→ What is asked
Reproduce all the entries precisely.

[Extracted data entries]
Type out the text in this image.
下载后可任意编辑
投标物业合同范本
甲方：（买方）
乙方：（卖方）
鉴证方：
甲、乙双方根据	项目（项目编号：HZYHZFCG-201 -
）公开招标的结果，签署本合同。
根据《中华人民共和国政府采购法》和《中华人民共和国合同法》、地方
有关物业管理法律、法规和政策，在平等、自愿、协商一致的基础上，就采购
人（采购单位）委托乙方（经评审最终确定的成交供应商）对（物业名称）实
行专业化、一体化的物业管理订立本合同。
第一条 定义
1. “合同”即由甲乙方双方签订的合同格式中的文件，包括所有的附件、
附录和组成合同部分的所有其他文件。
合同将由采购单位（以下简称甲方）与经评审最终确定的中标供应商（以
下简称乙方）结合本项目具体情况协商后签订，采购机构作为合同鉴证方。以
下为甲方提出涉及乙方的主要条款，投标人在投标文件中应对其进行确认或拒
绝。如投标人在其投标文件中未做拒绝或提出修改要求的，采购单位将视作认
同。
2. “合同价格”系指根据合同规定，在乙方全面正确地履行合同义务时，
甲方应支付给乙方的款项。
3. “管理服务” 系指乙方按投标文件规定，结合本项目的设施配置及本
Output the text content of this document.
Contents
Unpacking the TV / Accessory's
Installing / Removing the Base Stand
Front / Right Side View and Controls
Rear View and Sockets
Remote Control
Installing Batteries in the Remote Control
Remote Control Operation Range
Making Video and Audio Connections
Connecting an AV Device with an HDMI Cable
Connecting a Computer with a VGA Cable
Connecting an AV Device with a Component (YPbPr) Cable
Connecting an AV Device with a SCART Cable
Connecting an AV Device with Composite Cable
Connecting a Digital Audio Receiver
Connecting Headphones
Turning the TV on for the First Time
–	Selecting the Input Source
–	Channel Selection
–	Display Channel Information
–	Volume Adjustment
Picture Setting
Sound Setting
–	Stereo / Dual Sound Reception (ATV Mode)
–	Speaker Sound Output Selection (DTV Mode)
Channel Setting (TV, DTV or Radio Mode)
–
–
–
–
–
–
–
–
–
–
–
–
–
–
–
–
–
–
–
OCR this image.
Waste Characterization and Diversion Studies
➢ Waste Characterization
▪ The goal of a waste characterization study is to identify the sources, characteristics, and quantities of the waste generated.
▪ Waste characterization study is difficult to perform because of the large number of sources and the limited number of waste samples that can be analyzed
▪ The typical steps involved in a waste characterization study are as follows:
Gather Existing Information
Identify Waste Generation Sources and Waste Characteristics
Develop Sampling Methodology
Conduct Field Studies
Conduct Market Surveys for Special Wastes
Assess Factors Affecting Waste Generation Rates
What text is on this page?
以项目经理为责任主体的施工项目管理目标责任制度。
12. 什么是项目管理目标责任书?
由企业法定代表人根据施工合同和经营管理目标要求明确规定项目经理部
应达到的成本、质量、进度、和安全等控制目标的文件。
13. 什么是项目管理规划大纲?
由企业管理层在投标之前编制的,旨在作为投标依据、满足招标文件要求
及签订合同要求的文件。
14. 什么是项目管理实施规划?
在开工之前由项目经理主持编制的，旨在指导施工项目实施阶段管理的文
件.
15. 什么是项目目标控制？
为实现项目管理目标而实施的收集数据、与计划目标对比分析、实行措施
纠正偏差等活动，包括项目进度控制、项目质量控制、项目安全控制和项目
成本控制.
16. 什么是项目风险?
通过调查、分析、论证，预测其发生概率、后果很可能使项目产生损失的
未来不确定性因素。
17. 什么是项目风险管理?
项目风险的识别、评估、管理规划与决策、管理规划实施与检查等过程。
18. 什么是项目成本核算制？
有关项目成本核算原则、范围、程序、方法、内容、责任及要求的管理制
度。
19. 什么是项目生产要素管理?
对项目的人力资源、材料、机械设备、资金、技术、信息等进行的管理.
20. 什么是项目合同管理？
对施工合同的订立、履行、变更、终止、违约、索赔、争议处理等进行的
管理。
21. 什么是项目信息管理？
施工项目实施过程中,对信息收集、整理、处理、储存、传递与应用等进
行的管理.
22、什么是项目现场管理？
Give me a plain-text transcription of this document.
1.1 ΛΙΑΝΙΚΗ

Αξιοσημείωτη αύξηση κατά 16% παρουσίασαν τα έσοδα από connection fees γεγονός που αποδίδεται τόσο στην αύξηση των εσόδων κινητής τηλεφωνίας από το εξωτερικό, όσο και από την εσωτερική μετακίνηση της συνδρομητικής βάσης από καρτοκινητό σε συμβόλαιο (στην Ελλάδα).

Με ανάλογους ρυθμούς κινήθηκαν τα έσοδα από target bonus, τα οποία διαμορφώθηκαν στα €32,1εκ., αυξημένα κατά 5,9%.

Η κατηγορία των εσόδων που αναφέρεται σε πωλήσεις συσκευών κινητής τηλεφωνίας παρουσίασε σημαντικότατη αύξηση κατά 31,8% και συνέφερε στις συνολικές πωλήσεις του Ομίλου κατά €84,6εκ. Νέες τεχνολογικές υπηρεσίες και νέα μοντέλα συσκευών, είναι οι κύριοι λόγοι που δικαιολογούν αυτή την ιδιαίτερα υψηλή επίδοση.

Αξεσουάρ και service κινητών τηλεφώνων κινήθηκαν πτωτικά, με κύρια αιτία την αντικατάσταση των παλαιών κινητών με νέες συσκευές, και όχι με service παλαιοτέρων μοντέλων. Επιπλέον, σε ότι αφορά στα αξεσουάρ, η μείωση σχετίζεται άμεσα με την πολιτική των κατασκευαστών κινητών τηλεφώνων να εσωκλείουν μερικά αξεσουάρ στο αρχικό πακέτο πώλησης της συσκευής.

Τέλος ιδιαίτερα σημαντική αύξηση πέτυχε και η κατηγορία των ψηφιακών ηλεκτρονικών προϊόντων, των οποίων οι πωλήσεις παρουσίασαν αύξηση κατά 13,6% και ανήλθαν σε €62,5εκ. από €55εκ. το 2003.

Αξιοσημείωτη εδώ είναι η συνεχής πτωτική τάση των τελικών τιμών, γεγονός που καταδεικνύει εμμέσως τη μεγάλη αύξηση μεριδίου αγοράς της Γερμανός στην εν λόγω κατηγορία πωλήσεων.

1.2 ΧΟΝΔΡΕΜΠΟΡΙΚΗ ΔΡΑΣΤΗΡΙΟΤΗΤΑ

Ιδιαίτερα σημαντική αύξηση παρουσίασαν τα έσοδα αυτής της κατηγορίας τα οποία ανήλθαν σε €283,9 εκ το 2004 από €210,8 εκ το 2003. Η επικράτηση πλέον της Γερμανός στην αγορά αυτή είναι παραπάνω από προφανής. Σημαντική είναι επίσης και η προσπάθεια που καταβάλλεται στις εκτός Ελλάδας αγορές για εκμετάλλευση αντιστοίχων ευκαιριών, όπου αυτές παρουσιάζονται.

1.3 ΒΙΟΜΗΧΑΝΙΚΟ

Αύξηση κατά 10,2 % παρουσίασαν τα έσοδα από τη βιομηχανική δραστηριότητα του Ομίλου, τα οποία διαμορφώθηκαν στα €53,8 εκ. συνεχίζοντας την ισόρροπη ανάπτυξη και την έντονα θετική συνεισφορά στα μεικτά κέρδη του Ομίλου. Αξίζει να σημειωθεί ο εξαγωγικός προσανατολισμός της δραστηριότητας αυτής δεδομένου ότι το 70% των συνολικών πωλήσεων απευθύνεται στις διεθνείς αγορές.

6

→ Exercise answer
Type out the text in this image.
下载后可任意编辑
投标物业合同范本
甲方：（买方）
乙方：（卖方）
鉴证方：
甲、乙双方根据	项目（项目编号：HZYHZFCG-201 -
）公开招标的结果，签署本合同。
根据《中华人民共和国政府采购法》和《中华人民共和国合同法》、地方
有关物业管理法律、法规和政策，在平等、自愿、协商一致的基础上，就采购
人（采购单位）委托乙方（经评审最终确定的成交供应商）对（物业名称）实
行专业化、一体化的物业管理订立本合同。
第一条 定义
1. “合同”即由甲乙方双方签订的合同格式中的文件，包括所有的附件、
附录和组成合同部分的所有其他文件。
合同将由采购单位（以下简称甲方）与经评审最终确定的中标供应商（以
下简称乙方）结合本项目具体情况协商后签订，采购机构作为合同鉴证方。以
下为甲方提出涉及乙方的主要条款，投标人在投标文件中应对其进行确认或拒
绝。如投标人在其投标文件中未做拒绝或提出修改要求的，采购单位将视作认
同。
2. “合同价格”系指根据合同规定，在乙方全面正确地履行合同义务时，
甲方应支付给乙方的款项。
3. “管理服务” 系指乙方按投标文件规定，结合本项目的设施配置及本
Output the text content of this document.
Contents
Unpacking the TV / Accessory's
Installing / Removing the Base Stand
Front / Right Side View and Controls
Rear View and Sockets
Remote Control
Installing Batteries in the Remote Control
Remote Control Operation Range
Making Video and Audio Connections
Connecting an AV Device with an HDMI Cable
Connecting a Computer with a VGA Cable
Connecting an AV Device with a Component (YPbPr) Cable
Connecting an AV Device with a SCART Cable
Connecting an AV Device with Composite Cable
Connecting a Digital Audio Receiver
Connecting Headphones
Turning the TV on for the First Time
–	Selecting the Input Source
–	Channel Selection
–	Display Channel Information
–	Volume Adjustment
Picture Setting
Sound Setting
–	Stereo / Dual Sound Reception (ATV Mode)
–	Speaker Sound Output Selection (DTV Mode)
Channel Setting (TV, DTV or Radio Mode)
–
–
–
–
–
–
–
–
–
–
–
–
–
–
–
–
–
–
–
OCR this image.
Waste Characterization and Diversion Studies
➢ Waste Characterization
▪ The goal of a waste characterization study is to identify the sources, characteristics, and quantities of the waste generated.
▪ Waste characterization study is difficult to perform because of the large number of sources and the limited number of waste samples that can be analyzed
▪ The typical steps involved in a waste characterization study are as follows:
Gather Existing Information
Identify Waste Generation Sources and Waste Characteristics
Develop Sampling Methodology
Conduct Field Studies
Conduct Market Surveys for Special Wastes
Assess Factors Affecting Waste Generation Rates
What text is on this page?
以项目经理为责任主体的施工项目管理目标责任制度。
12. 什么是项目管理目标责任书?
由企业法定代表人根据施工合同和经营管理目标要求明确规定项目经理部
应达到的成本、质量、进度、和安全等控制目标的文件。
13. 什么是项目管理规划大纲?
由企业管理层在投标之前编制的,旨在作为投标依据、满足招标文件要求
及签订合同要求的文件。
14. 什么是项目管理实施规划?
在开工之前由项目经理主持编制的，旨在指导施工项目实施阶段管理的文
件.
15. 什么是项目目标控制？
为实现项目管理目标而实施的收集数据、与计划目标对比分析、实行措施
纠正偏差等活动，包括项目进度控制、项目质量控制、项目安全控制和项目
成本控制.
16. 什么是项目风险?
通过调查、分析、论证，预测其发生概率、后果很可能使项目产生损失的
未来不确定性因素。
17. 什么是项目风险管理?
项目风险的识别、评估、管理规划与决策、管理规划实施与检查等过程。
18. 什么是项目成本核算制？
有关项目成本核算原则、范围、程序、方法、内容、责任及要求的管理制
度。
19. 什么是项目生产要素管理?
对项目的人力资源、材料、机械设备、资金、技术、信息等进行的管理.
20. 什么是项目合同管理？
对施工合同的订立、履行、变更、终止、违约、索赔、争议处理等进行的
管理。
21. 什么是项目信息管理？
施工项目实施过程中,对信息收集、整理、处理、储存、传递与应用等进
行的管理.
22、什么是项目现场管理？
Give me a plain-text transcription of this document.
1.1 ΛΙΑΝΙΚΗ

Αξιοσημείωτη αύξηση κατά 16% παρουσίασαν τα έσοδα από connection fees γεγονός που αποδίδεται τόσο στην αύξηση των εσόδων κινητής τηλεφωνίας από το εξωτερικό, όσο και από την εσωτερική μετακίνηση της συνδρομητικής βάσης από καρτοκινητό σε συμβόλαιο (στην Ελλάδα).

Με ανάλογους ρυθμούς κινήθηκαν τα έσοδα από target bonus, τα οποία διαμορφώθηκαν στα €32,1εκ., αυξημένα κατά 5,9%.

Η κατηγορία των εσόδων που αναφέρεται σε πωλήσεις συσκευών κινητής τηλεφωνίας παρουσίασε σημαντικότατη αύξηση κατά 31,8% και συνέφερε στις συνολικές πωλήσεις του Ομίλου κατά €84,6εκ. Νέες τεχνολογικές υπηρεσίες και νέα μοντέλα συσκευών, είναι οι κύριοι λόγοι που δικαιολογούν αυτή την ιδιαίτερα υψηλή επίδοση.

Αξεσουάρ και service κινητών τηλεφώνων κινήθηκαν πτωτικά, με κύρια αιτία την αντικατάσταση των παλαιών κινητών με νέες συσκευές, και όχι με service παλαιοτέρων μοντέλων. Επιπλέον, σε ότι αφορά στα αξεσουάρ, η μείωση σχετίζεται άμεσα με την πολιτική των κατασκευαστών κινητών τηλεφώνων να εσωκλείουν μερικά αξεσουάρ στο αρχικό πακέτο πώλησης της συσκευής.

Τέλος ιδιαίτερα σημαντική αύξηση πέτυχε και η κατηγορία των ψηφιακών ηλεκτρονικών προϊόντων, των οποίων οι πωλήσεις παρουσίασαν αύξηση κατά 13,6% και ανήλθαν σε €62,5εκ. από €55εκ. το 2003.

Αξιοσημείωτη εδώ είναι η συνεχής πτωτική τάση των τελικών τιμών, γεγονός που καταδεικνύει εμμέσως τη μεγάλη αύξηση μεριδίου αγοράς της Γερμανός στην εν λόγω κατηγορία πωλήσεων.

1.2 ΧΟΝΔΡΕΜΠΟΡΙΚΗ ΔΡΑΣΤΗΡΙΟΤΗΤΑ

Ιδιαίτερα σημαντική αύξηση παρουσίασαν τα έσοδα αυτής της κατηγορίας τα οποία ανήλθαν σε €283,9 εκ το 2004 από €210,8 εκ το 2003. Η επικράτηση πλέον της Γερμανός στην αγορά αυτή είναι παραπάνω από προφανής. Σημαντική είναι επίσης και η προσπάθεια που καταβάλλεται στις εκτός Ελλάδας αγορές για εκμετάλλευση αντιστοίχων ευκαιριών, όπου αυτές παρουσιάζονται.

1.3 ΒΙΟΜΗΧΑΝΙΚΟ

Αύξηση κατά 10,2 % παρουσίασαν τα έσοδα από τη βιομηχανική δραστηριότητα του Ομίλου, τα οποία διαμορφώθηκαν στα €53,8 εκ. συνεχίζοντας την ισόρροπη ανάπτυξη και την έντονα θετική συνεισφορά στα μεικτά κέρδη του Ομίλου. Αξίζει να σημειωθεί ο εξαγωγικός προσανατολισμός της δραστηριότητας αυτής δεδομένου ότι το 70% των συνολικών πωλήσεων απευθύνεται στις διεθνείς αγορές.

6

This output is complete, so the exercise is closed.